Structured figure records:
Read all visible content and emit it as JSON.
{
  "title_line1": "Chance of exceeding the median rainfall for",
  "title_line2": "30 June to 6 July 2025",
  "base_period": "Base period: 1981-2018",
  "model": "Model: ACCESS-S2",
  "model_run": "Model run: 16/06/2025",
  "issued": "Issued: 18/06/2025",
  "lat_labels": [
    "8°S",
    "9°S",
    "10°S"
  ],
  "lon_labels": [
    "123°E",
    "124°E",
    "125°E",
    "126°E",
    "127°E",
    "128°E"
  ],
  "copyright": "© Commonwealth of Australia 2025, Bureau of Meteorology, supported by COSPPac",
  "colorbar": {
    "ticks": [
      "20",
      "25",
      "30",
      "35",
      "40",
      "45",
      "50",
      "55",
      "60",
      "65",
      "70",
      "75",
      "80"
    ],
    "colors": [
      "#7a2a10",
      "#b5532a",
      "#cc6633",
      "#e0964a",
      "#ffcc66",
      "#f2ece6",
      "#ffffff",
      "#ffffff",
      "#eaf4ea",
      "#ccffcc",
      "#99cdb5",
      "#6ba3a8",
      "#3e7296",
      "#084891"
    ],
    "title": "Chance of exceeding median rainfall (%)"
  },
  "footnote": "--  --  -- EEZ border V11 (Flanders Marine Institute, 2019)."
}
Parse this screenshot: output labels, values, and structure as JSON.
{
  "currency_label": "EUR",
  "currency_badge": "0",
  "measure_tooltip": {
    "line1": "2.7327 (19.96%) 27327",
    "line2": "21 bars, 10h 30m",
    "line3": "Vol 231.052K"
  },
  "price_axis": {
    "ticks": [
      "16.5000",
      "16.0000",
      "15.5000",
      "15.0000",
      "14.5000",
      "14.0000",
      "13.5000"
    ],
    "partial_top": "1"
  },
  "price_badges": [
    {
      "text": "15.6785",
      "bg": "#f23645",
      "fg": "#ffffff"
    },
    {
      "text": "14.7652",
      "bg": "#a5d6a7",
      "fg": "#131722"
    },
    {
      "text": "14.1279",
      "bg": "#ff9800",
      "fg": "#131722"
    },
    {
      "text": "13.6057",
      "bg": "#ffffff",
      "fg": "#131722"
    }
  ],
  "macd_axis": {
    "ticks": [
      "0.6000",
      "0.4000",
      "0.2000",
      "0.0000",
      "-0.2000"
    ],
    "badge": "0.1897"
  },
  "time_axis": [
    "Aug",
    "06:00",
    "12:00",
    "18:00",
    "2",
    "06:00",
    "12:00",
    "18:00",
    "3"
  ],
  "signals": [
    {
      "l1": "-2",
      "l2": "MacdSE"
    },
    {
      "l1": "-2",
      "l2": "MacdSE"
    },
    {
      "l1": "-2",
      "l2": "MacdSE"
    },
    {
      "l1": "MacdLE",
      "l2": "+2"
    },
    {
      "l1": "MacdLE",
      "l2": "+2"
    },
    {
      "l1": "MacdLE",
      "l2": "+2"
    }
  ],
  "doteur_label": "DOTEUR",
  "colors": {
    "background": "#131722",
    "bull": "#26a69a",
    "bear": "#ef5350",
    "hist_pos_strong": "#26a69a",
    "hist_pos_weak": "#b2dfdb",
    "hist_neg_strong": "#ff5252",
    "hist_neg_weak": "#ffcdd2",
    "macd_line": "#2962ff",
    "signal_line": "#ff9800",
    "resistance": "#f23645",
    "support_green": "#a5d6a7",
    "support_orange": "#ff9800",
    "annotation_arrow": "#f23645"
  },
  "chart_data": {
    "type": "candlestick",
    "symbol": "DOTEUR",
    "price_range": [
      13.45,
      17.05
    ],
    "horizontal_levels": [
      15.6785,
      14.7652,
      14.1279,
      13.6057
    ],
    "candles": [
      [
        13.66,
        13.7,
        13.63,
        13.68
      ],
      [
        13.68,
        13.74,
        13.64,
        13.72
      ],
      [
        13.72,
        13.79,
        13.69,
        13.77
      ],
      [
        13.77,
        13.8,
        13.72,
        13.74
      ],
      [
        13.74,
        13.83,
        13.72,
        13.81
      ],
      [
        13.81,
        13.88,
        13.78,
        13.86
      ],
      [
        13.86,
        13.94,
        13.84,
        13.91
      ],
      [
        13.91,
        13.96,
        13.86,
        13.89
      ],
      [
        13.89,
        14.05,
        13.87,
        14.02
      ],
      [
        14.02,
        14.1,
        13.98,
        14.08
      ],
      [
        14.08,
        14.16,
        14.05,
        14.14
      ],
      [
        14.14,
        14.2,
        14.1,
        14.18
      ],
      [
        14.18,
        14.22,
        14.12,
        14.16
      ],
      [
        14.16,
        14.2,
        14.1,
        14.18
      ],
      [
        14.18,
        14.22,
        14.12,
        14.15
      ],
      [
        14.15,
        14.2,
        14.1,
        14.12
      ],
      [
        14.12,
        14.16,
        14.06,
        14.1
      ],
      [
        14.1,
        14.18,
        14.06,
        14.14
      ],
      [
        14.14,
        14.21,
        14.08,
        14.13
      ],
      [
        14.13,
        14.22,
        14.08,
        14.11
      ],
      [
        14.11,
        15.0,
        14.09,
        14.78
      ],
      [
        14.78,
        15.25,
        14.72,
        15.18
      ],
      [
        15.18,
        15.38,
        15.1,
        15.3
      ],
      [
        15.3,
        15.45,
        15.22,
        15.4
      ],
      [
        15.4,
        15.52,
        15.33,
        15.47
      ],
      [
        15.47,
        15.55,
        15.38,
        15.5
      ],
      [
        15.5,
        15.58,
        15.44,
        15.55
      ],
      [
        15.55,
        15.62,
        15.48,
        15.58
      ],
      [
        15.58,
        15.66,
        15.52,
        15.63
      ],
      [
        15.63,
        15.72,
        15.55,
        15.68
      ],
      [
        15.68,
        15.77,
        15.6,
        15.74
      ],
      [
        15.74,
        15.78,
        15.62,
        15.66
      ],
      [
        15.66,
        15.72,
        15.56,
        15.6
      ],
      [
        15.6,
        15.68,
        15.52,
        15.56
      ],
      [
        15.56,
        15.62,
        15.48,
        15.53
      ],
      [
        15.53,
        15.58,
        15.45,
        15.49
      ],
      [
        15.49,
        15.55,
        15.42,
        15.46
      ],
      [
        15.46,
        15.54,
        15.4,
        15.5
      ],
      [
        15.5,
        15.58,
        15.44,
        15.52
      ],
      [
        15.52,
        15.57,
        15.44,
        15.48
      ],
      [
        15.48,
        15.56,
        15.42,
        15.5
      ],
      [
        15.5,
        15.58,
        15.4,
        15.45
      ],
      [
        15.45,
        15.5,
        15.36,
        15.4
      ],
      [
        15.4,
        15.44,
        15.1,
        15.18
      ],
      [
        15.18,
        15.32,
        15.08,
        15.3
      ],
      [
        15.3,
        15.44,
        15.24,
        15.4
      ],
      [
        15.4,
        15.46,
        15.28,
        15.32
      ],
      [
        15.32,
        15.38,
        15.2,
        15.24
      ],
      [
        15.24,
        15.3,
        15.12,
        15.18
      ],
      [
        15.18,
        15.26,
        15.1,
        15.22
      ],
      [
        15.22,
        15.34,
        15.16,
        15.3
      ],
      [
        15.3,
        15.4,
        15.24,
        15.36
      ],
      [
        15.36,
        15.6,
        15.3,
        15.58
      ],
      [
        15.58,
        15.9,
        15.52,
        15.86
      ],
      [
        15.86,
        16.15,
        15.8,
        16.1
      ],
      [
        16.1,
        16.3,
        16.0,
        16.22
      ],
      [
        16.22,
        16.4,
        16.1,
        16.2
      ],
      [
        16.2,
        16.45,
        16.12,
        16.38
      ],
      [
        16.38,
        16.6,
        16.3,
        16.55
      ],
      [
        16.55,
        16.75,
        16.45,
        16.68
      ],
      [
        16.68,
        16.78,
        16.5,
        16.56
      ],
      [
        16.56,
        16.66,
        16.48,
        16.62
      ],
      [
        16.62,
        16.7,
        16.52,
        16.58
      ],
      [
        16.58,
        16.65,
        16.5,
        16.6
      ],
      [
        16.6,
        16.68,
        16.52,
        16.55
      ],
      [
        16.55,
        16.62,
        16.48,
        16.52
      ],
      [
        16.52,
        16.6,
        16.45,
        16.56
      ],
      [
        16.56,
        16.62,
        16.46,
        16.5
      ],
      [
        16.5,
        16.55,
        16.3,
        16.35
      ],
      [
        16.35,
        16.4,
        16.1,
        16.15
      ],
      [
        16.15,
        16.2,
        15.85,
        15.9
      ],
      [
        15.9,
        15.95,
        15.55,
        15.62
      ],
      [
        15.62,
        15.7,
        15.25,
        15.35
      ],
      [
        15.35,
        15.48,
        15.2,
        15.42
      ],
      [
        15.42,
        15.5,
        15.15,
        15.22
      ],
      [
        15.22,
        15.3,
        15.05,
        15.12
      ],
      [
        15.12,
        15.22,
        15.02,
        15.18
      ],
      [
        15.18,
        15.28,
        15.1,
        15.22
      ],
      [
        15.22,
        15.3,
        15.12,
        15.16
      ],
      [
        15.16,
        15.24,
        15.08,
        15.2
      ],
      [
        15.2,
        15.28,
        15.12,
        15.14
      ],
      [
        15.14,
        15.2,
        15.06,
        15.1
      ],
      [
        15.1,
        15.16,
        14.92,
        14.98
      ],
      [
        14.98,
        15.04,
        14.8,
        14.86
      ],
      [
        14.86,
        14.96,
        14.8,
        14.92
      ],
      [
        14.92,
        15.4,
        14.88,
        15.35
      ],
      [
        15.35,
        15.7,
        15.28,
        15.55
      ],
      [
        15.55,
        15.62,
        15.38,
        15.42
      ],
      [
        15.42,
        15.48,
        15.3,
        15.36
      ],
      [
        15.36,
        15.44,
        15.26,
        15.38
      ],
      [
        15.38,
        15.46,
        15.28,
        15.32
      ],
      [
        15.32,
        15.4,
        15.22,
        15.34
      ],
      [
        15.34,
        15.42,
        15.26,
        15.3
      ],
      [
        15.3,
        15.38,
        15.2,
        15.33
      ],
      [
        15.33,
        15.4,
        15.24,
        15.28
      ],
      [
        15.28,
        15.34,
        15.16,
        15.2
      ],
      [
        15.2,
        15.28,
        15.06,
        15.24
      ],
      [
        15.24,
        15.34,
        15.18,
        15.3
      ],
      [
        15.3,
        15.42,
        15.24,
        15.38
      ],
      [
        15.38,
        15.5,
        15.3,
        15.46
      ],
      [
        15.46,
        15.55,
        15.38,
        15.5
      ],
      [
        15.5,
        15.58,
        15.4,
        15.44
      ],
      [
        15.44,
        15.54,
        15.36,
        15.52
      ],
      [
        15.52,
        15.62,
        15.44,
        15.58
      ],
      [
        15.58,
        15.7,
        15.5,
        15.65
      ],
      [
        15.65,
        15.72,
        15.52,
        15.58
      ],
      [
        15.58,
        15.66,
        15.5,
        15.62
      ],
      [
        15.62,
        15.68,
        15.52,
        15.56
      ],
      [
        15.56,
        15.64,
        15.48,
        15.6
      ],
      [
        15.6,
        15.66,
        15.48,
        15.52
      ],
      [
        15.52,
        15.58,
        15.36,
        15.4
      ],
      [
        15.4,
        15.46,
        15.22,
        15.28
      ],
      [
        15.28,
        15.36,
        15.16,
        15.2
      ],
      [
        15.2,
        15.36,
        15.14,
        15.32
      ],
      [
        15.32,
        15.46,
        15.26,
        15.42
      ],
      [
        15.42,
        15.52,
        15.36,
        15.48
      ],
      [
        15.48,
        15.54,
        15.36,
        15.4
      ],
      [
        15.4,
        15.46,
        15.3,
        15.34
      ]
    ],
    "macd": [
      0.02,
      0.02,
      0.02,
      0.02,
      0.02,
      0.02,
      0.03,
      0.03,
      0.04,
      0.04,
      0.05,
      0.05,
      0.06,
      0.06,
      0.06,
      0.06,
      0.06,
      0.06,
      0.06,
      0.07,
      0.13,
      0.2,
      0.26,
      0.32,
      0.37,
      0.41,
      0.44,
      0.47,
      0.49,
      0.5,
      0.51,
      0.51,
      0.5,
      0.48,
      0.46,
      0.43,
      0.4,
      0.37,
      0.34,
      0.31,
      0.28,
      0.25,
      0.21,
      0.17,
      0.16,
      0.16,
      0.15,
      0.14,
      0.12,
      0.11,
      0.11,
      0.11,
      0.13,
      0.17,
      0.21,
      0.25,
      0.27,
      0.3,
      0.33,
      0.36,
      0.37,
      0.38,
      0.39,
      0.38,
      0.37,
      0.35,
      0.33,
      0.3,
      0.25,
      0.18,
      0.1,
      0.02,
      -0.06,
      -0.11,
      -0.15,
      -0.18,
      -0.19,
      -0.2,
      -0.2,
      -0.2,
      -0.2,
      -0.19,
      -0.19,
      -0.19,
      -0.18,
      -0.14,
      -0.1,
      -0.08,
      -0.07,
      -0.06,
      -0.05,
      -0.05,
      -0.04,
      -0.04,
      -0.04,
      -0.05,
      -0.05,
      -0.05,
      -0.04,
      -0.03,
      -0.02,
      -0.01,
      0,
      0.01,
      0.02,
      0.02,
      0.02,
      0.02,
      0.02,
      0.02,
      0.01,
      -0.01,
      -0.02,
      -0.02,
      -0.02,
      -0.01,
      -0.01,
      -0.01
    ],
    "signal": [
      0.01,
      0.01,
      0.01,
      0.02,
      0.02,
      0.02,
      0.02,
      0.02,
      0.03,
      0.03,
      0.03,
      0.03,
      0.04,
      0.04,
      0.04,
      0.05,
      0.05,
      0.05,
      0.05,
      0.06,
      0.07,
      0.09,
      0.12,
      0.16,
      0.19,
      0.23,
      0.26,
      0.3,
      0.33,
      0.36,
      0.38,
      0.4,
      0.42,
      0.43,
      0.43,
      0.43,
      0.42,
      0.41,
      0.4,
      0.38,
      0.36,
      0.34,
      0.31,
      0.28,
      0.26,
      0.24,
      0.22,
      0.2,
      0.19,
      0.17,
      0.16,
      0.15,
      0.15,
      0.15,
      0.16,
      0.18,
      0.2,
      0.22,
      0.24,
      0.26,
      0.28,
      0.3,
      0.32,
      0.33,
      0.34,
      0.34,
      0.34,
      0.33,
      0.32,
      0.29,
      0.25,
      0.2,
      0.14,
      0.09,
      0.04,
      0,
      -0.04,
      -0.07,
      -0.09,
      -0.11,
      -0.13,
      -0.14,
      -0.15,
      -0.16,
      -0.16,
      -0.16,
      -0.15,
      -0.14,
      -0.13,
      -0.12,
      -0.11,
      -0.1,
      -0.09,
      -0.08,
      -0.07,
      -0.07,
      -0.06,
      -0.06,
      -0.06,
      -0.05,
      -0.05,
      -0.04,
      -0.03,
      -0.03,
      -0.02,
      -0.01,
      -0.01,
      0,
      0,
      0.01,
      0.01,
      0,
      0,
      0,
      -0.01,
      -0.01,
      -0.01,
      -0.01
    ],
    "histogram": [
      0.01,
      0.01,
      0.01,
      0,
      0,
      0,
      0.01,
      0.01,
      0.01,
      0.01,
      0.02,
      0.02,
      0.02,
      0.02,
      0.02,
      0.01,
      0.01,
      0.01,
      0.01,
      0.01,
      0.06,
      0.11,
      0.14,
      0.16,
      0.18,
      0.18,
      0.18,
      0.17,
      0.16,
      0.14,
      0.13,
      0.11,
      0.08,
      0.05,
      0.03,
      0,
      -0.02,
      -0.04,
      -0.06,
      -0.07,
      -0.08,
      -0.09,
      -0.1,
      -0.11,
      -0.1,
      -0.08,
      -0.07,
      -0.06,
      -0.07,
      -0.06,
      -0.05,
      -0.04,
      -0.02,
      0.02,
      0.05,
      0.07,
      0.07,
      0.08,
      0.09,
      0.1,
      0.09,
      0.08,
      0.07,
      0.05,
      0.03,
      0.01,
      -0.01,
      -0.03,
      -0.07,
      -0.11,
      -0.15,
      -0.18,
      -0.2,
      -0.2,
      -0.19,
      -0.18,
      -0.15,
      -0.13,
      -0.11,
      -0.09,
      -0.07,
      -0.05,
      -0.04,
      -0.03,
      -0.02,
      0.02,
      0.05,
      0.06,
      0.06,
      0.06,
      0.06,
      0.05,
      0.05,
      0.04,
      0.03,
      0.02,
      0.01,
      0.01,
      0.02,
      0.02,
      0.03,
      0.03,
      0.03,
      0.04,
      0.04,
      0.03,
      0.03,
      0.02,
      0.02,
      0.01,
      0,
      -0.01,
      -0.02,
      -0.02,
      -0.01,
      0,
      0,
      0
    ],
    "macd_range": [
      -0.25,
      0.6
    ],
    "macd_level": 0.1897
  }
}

**WORK REQUIRED**. Compute how many lines include the string "Chance", then give that number by itself.

**SOLUTION TO THIS EXERCISE**. 2